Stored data
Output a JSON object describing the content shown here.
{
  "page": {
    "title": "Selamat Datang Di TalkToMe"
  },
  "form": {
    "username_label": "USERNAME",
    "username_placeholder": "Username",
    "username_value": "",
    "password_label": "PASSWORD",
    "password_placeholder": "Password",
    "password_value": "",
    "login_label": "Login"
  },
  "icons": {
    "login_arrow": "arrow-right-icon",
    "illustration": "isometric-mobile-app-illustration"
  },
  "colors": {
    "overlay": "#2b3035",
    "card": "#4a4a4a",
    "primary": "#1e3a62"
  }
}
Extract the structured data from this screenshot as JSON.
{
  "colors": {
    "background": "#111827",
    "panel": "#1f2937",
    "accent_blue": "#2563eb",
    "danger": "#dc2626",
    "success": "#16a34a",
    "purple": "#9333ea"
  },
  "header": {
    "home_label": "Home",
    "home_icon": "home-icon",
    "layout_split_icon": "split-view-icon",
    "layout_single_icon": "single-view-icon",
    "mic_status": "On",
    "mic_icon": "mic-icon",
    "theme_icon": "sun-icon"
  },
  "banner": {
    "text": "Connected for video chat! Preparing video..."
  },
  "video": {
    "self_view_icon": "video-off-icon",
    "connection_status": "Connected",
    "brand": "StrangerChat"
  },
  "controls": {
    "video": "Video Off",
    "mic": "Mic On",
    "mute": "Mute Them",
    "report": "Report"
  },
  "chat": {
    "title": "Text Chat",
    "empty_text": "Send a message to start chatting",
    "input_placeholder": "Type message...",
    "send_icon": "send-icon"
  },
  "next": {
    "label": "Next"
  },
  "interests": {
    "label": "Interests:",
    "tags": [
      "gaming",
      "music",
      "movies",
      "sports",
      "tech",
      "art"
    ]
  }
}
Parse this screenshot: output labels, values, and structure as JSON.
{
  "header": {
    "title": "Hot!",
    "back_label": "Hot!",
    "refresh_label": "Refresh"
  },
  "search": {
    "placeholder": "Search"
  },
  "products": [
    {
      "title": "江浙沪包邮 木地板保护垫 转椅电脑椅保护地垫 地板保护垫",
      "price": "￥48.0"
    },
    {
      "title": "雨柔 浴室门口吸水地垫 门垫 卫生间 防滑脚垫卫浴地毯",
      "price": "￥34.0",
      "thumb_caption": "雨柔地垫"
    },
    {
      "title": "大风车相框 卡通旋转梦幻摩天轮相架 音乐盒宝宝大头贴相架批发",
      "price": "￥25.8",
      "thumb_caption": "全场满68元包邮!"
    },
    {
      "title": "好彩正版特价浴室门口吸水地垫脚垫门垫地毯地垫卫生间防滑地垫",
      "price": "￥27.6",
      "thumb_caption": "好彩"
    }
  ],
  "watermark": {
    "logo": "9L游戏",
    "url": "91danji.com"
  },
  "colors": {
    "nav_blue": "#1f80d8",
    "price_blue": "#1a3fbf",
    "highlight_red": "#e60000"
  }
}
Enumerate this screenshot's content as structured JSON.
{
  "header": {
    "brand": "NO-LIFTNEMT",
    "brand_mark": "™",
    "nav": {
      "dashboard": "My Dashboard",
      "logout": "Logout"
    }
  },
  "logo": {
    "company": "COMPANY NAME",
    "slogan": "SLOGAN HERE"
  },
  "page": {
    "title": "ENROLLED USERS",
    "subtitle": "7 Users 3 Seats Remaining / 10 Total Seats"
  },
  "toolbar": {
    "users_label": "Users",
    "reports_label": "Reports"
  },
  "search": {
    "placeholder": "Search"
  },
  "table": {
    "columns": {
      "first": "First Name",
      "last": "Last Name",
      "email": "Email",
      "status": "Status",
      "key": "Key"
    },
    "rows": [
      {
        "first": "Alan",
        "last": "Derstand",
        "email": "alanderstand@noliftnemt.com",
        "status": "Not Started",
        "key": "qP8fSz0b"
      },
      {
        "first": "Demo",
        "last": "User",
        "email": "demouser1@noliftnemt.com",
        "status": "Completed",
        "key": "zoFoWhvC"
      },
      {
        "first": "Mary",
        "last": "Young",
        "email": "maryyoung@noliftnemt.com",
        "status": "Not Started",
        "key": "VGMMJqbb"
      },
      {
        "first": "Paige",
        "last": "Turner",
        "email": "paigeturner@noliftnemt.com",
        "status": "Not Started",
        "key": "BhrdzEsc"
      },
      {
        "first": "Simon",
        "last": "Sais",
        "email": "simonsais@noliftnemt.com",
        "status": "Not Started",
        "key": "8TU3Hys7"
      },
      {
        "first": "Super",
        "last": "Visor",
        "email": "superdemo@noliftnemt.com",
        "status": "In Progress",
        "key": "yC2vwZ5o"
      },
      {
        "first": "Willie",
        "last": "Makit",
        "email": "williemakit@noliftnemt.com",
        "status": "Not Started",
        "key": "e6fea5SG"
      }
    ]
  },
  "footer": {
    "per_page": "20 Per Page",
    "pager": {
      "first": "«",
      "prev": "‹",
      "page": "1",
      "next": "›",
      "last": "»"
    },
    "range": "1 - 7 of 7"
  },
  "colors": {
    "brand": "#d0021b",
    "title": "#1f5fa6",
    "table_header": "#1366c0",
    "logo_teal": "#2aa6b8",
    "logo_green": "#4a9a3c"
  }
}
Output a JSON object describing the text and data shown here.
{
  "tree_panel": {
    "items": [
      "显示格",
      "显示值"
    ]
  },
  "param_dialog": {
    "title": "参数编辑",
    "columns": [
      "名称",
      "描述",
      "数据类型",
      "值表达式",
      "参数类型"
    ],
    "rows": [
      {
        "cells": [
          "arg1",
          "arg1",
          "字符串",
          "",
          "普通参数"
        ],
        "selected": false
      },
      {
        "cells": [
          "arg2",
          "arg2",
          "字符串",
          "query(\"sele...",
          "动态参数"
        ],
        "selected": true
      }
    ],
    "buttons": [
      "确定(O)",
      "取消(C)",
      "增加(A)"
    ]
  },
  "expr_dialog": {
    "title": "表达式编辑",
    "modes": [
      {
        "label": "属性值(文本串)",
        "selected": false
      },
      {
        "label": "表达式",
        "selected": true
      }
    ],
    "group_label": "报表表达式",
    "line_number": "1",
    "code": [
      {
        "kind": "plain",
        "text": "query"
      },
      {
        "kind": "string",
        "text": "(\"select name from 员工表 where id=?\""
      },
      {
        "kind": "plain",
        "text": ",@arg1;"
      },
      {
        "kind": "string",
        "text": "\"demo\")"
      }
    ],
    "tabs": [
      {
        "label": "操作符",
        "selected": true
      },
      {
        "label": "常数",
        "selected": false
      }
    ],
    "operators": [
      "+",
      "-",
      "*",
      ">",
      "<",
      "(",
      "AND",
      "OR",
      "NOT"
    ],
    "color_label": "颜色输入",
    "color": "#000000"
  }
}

Brief: Find out how many lines in the listing contain the string "Connected". Give the number alone.

Finished task: 2